Stored data
[Start]

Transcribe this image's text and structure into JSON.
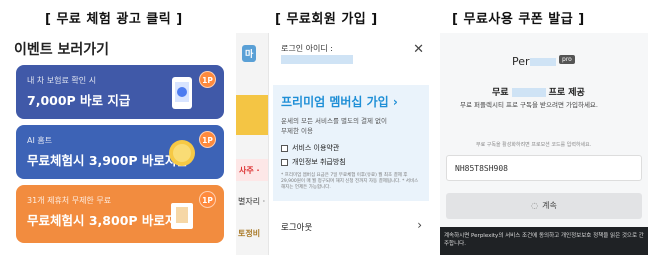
{
  "captions": {
    "free_trial_ad": "[ 무료 체험 광고 클릭 ]",
    "free_membership": "[ 무료회원 가입 ]",
    "free_coupon": "[ 무료사용 쿠폰 발급 ]"
  },
  "events_panel": {
    "title": "이벤트 보러가기",
    "cards": [
      {
        "small": "내 차 보험료 확인 시",
        "big": "7,000P 바로 지급",
        "badge": "1P",
        "color": "#4059a8"
      },
      {
        "small": "AI 홈트",
        "big": "무료체험시 3,900P 바로지급",
        "badge": "1P",
        "color": "#3d63b6"
      },
      {
        "small": "31개 제휴처 무제한 무료",
        "big": "무료체험시 3,800P 바로지급",
        "badge": "1P",
        "color": "#f28c3f"
      }
    ]
  },
  "membership_panel": {
    "strip": {
      "logo": "마",
      "red_text": "사주 ·",
      "text1": "별자리 ·",
      "text2": "토정비"
    },
    "modal": {
      "login_id_label": "로그인 아이디 :",
      "close_icon": "close-icon",
      "premium_title": "프리미엄 멤버십 가입 ›",
      "premium_desc1": "운세의 모든 서비스를 별도의 결제 없이",
      "premium_desc2": "무제한 이용",
      "check_terms": "서비스 이용약관",
      "check_privacy": "개인정보 취급방침",
      "fine_print": "* 프리미엄 멤버십 요금은 7일 무료체험 이후(유료) 월 최초 결제 후 29,900원이 매 월 청구되며 해지 신청 전까지 자동 결제됩니다. * 서비스 해지는 언제든 가능합니다.",
      "logout_label": "로그아웃",
      "logout_chevron": "›"
    }
  },
  "coupon_panel": {
    "logo_text": "Per",
    "logo_badge": "pro",
    "heading_left": "무료",
    "heading_right": "프로 제공",
    "sub": "무료 퍼플렉시티 프로 구독을 받으려면 가입하세요.",
    "hint": "무료 구독을 활성화하려면 프로모션 코드를 입력하세요.",
    "code_value": "NH85T8SH908",
    "continue_label": "계속",
    "footer_text": "계속하시면 Perplexity의 서비스 조건에 동의하고 개인정보보호 정책을 읽은 것으로 간주합니다."
  }
}
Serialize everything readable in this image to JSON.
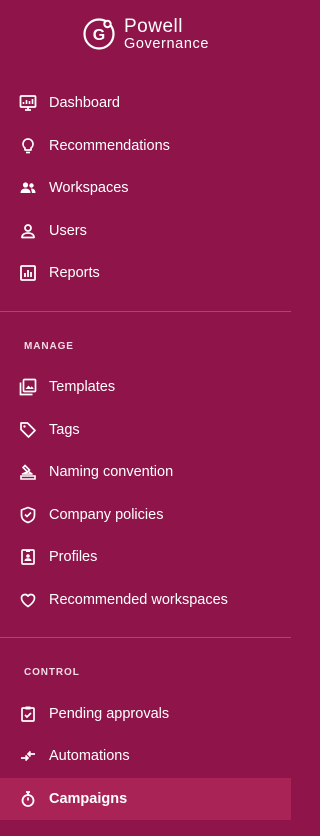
{
  "brand": {
    "mark": "G",
    "line1": "Powell",
    "line2": "Governance"
  },
  "nav_main": [
    {
      "label": "Dashboard",
      "icon": "dashboard-icon"
    },
    {
      "label": "Recommendations",
      "icon": "lightbulb-icon"
    },
    {
      "label": "Workspaces",
      "icon": "people-icon"
    },
    {
      "label": "Users",
      "icon": "user-icon"
    },
    {
      "label": "Reports",
      "icon": "chart-icon"
    }
  ],
  "manage": {
    "title": "MANAGE",
    "items": [
      {
        "label": "Templates",
        "icon": "images-icon"
      },
      {
        "label": "Tags",
        "icon": "tag-icon"
      },
      {
        "label": "Naming convention",
        "icon": "stamp-icon"
      },
      {
        "label": "Company policies",
        "icon": "shield-icon"
      },
      {
        "label": "Profiles",
        "icon": "id-badge-icon"
      },
      {
        "label": "Recommended workspaces",
        "icon": "heart-icon"
      }
    ]
  },
  "control": {
    "title": "CONTROL",
    "items": [
      {
        "label": "Pending approvals",
        "icon": "clipboard-check-icon"
      },
      {
        "label": "Automations",
        "icon": "arrows-icon"
      },
      {
        "label": "Campaigns",
        "icon": "stopwatch-icon",
        "active": true
      }
    ]
  },
  "colors": {
    "background": "#8e1449",
    "active": "#a92357",
    "divider": "#a8486f",
    "text": "#ffffff"
  }
}
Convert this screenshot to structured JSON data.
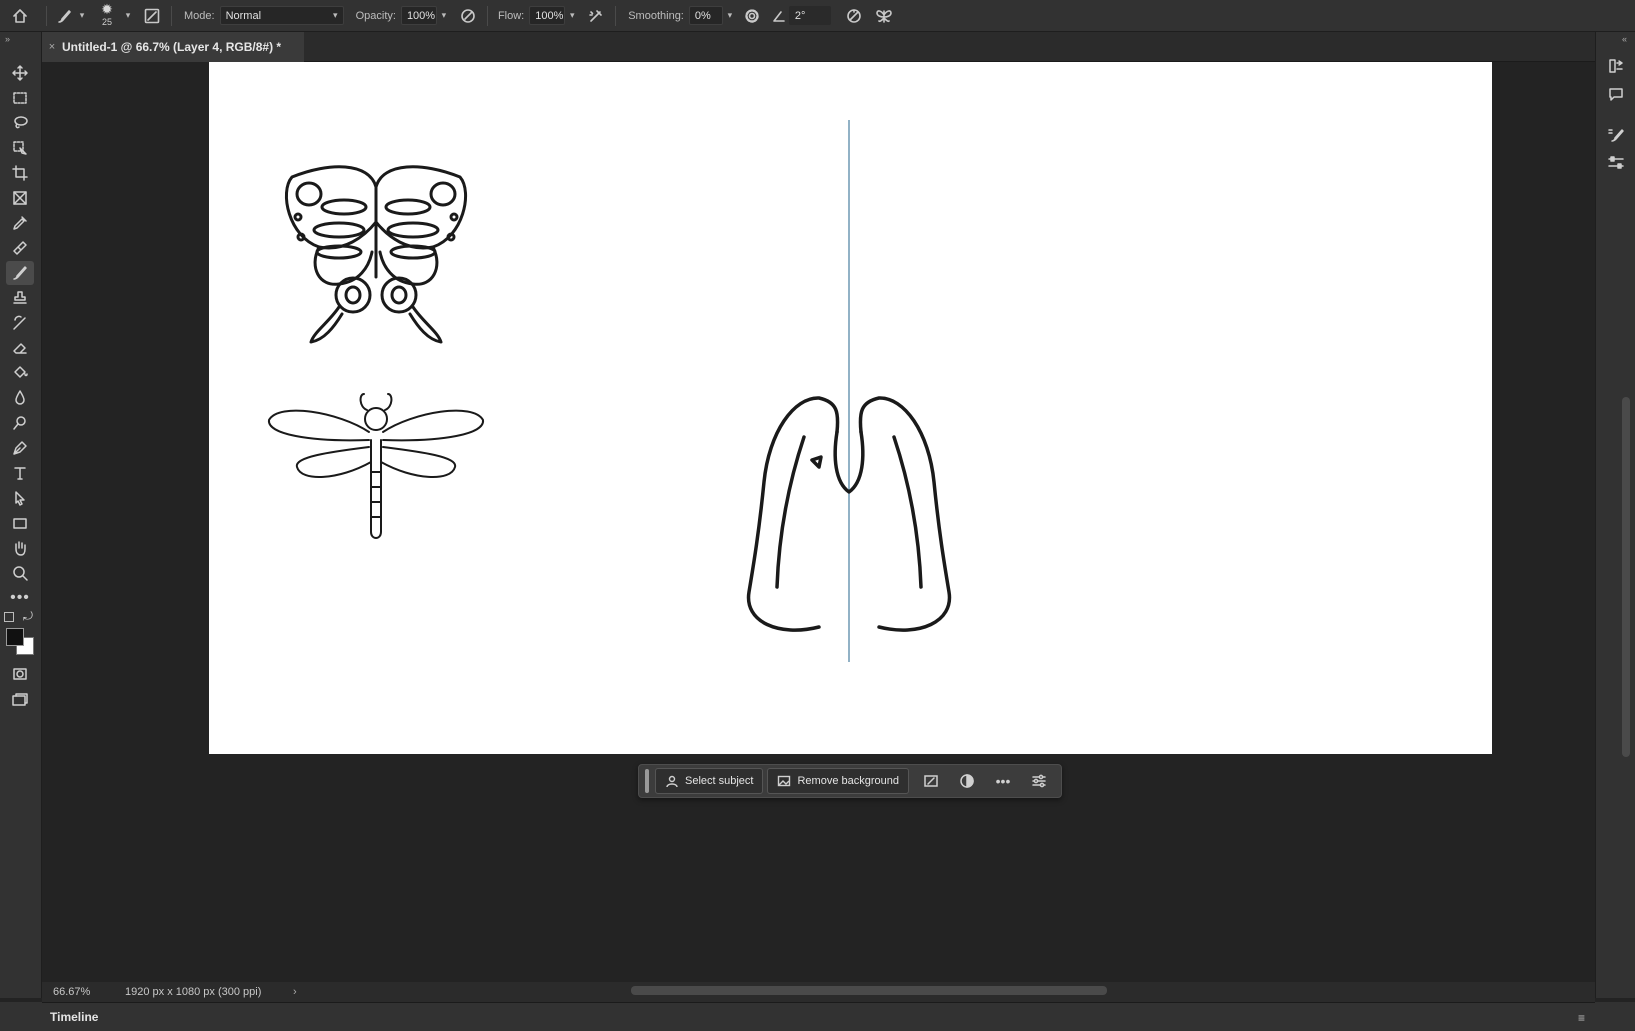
{
  "optionsbar": {
    "brush_size": "25",
    "mode_label": "Mode:",
    "mode_value": "Normal",
    "opacity_label": "Opacity:",
    "opacity_value": "100%",
    "flow_label": "Flow:",
    "flow_value": "100%",
    "smoothing_label": "Smoothing:",
    "smoothing_value": "0%",
    "angle_value": "2°"
  },
  "document": {
    "tab_title": "Untitled-1 @ 66.7% (Layer 4, RGB/8#) *",
    "tab_close": "×"
  },
  "toolbar": {
    "tools": [
      "move-tool",
      "rectangular-marquee-tool",
      "lasso-tool",
      "object-selection-tool",
      "crop-tool",
      "frame-tool",
      "eyedropper-tool",
      "spot-healing-tool",
      "brush-tool",
      "clone-stamp-tool",
      "history-brush-tool",
      "eraser-tool",
      "paint-bucket-tool",
      "blur-tool",
      "dodge-tool",
      "pen-tool",
      "type-tool",
      "path-selection-tool",
      "rectangle-tool",
      "hand-tool",
      "zoom-tool",
      "more-tools"
    ],
    "active_tool": "brush-tool",
    "foreground_color": "#111111",
    "background_color": "#ffffff"
  },
  "contextual_bar": {
    "select_subject": "Select subject",
    "remove_background": "Remove background"
  },
  "status": {
    "zoom": "66.67%",
    "doc_info": "1920 px x 1080 px (300 ppi)",
    "arrow": "›"
  },
  "timeline": {
    "label": "Timeline"
  },
  "colors": {
    "panel_bg": "#323232",
    "workspace_bg": "#232323",
    "canvas_bg": "#ffffff",
    "symmetry_axis": "#4a7fa0"
  }
}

[End]

=== Written instruction ===
Leave the images out and output the remaining material exactly as it stands.

=== Task output ===
Transcribe this image's text and structure into JSON.
{
  "captions": {
    "free_trial_ad": "[ 무료 체험 광고 클릭 ]",
    "free_membership": "[ 무료회원 가입 ]",
    "free_coupon": "[ 무료사용 쿠폰 발급 ]"
  },
  "events_panel": {
    "title": "이벤트 보러가기",
    "cards": [
      {
        "small": "내 차 보험료 확인 시",
        "big": "7,000P 바로 지급",
        "badge": "1P",
        "color": "#4059a8"
      },
      {
        "small": "AI 홈트",
        "big": "무료체험시 3,900P 바로지급",
        "badge": "1P",
        "color": "#3d63b6"
      },
      {
        "small": "31개 제휴처 무제한 무료",
        "big": "무료체험시 3,800P 바로지급",
        "badge": "1P",
        "color": "#f28c3f"
      }
    ]
  },
  "membership_panel": {
    "strip": {
      "logo": "마",
      "red_text": "사주 ·",
      "text1": "별자리 ·",
      "text2": "토정비"
    },
    "modal": {
      "login_id_label": "로그인 아이디 :",
      "close_icon": "close-icon",
      "premium_title": "프리미엄 멤버십 가입 ›",
      "premium_desc1": "운세의 모든 서비스를 별도의 결제 없이",
      "premium_desc2": "무제한 이용",
      "check_terms": "서비스 이용약관",
      "check_privacy": "개인정보 취급방침",
      "fine_print": "* 프리미엄 멤버십 요금은 7일 무료체험 이후(유료) 월 최초 결제 후 29,900원이 매 월 청구되며 해지 신청 전까지 자동 결제됩니다. * 서비스 해지는 언제든 가능합니다.",
      "logout_label": "로그아웃",
      "logout_chevron": "›"
    }
  },
  "coupon_panel": {
    "logo_text": "Per",
    "logo_badge": "pro",
    "heading_left": "무료",
    "heading_right": "프로 제공",
    "sub": "무료 퍼플렉시티 프로 구독을 받으려면 가입하세요.",
    "hint": "무료 구독을 활성화하려면 프로모션 코드를 입력하세요.",
    "code_value": "NH85T8SH908",
    "continue_label": "계속",
    "footer_text": "계속하시면 Perplexity의 서비스 조건에 동의하고 개인정보보호 정책을 읽은 것으로 간주합니다."
  }
}
Serialize everything readable in this image to JSON.
{
  "brand": {
    "mark": "G",
    "line1": "Powell",
    "line2": "Governance"
  },
  "nav_main": [
    {
      "label": "Dashboard",
      "icon": "dashboard-icon"
    },
    {
      "label": "Recommendations",
      "icon": "lightbulb-icon"
    },
    {
      "label": "Workspaces",
      "icon": "people-icon"
    },
    {
      "label": "Users",
      "icon": "user-icon"
    },
    {
      "label": "Reports",
      "icon": "chart-icon"
    }
  ],
  "manage": {
    "title": "MANAGE",
    "items": [
      {
        "label": "Templates",
        "icon": "images-icon"
      },
      {
        "label": "Tags",
        "icon": "tag-icon"
      },
      {
        "label": "Naming convention",
        "icon": "stamp-icon"
      },
      {
        "label": "Company policies",
        "icon": "shield-icon"
      },
      {
        "label": "Profiles",
        "icon": "id-badge-icon"
      },
      {
        "label": "Recommended workspaces",
        "icon": "heart-icon"
      }
    ]
  },
  "control": {
    "title": "CONTROL",
    "items": [
      {
        "label": "Pending approvals",
        "icon": "clipboard-check-icon"
      },
      {
        "label": "Automations",
        "icon": "arrows-icon"
      },
      {
        "label": "Campaigns",
        "icon": "stopwatch-icon",
        "active": true
      }
    ]
  },
  "colors": {
    "background": "#8e1449",
    "active": "#a92357",
    "divider": "#a8486f",
    "text": "#ffffff"
  }
}
Convert this screenshot to structured JSON data.
{
  "optionsbar": {
    "brush_size": "25",
    "mode_label": "Mode:",
    "mode_value": "Normal",
    "opacity_label": "Opacity:",
    "opacity_value": "100%",
    "flow_label": "Flow:",
    "flow_value": "100%",
    "smoothing_label": "Smoothing:",
    "smoothing_value": "0%",
    "angle_value": "2°"
  },
  "document": {
    "tab_title": "Untitled-1 @ 66.7% (Layer 4, RGB/8#) *",
    "tab_close": "×"
  },
  "toolbar": {
    "tools": [
      "move-tool",
      "rectangular-marquee-tool",
      "lasso-tool",
      "object-selection-tool",
      "crop-tool",
      "frame-tool",
      "eyedropper-tool",
      "spot-healing-tool",
      "brush-tool",
      "clone-stamp-tool",
      "history-brush-tool",
      "eraser-tool",
      "paint-bucket-tool",
      "blur-tool",
      "dodge-tool",
      "pen-tool",
      "type-tool",
      "path-selection-tool",
      "rectangle-tool",
      "hand-tool",
      "zoom-tool",
      "more-tools"
    ],
    "active_tool": "brush-tool",
    "foreground_color": "#111111",
    "background_color": "#ffffff"
  },
  "contextual_bar": {
    "select_subject": "Select subject",
    "remove_background": "Remove background"
  },
  "status": {
    "zoom": "66.67%",
    "doc_info": "1920 px x 1080 px (300 ppi)",
    "arrow": "›"
  },
  "timeline": {
    "label": "Timeline"
  },
  "colors": {
    "panel_bg": "#323232",
    "workspace_bg": "#232323",
    "canvas_bg": "#ffffff",
    "symmetry_axis": "#4a7fa0"
  }
}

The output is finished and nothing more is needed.